*SOURCE MATERIAL:*
───
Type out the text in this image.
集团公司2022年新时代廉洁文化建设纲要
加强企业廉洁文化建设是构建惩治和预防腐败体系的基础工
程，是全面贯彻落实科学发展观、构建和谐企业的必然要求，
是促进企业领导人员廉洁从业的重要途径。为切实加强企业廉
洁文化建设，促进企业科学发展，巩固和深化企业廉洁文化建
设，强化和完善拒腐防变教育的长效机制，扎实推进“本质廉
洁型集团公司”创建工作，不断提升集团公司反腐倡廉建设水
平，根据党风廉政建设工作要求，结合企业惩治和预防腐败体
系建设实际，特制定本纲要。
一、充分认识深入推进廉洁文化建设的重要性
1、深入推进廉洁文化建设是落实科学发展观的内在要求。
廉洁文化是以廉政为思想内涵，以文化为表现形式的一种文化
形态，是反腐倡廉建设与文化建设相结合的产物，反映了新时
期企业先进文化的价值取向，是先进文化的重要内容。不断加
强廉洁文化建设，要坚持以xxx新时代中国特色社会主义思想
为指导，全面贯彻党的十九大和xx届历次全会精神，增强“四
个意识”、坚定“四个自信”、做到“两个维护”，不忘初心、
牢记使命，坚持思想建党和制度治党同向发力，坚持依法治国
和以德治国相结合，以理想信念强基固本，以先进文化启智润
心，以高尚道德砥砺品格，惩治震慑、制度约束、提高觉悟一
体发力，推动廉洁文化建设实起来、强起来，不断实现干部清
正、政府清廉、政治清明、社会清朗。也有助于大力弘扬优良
───
*WHAT TO DO:*
Transcribe all lines as written.

*EXERCISE OUTPUT:*
Type out the text in this image.
集团公司2022年新时代廉洁文化建设纲要
加强企业廉洁文化建设是构建惩治和预防腐败体系的基础工
程，是全面贯彻落实科学发展观、构建和谐企业的必然要求，
是促进企业领导人员廉洁从业的重要途径。为切实加强企业廉
洁文化建设，促进企业科学发展，巩固和深化企业廉洁文化建
设，强化和完善拒腐防变教育的长效机制，扎实推进“本质廉
洁型集团公司”创建工作，不断提升集团公司反腐倡廉建设水
平，根据党风廉政建设工作要求，结合企业惩治和预防腐败体
系建设实际，特制定本纲要。
一、充分认识深入推进廉洁文化建设的重要性
1、深入推进廉洁文化建设是落实科学发展观的内在要求。
廉洁文化是以廉政为思想内涵，以文化为表现形式的一种文化
形态，是反腐倡廉建设与文化建设相结合的产物，反映了新时
期企业先进文化的价值取向，是先进文化的重要内容。不断加
强廉洁文化建设，要坚持以xxx新时代中国特色社会主义思想
为指导，全面贯彻党的十九大和xx届历次全会精神，增强“四
个意识”、坚定“四个自信”、做到“两个维护”，不忘初心、
牢记使命，坚持思想建党和制度治党同向发力，坚持依法治国
和以德治国相结合，以理想信念强基固本，以先进文化启智润
心，以高尚道德砥砺品格，惩治震慑、制度约束、提高觉悟一
体发力，推动廉洁文化建设实起来、强起来，不断实现干部清
正、政府清廉、政治清明、社会清朗。也有助于大力弘扬优良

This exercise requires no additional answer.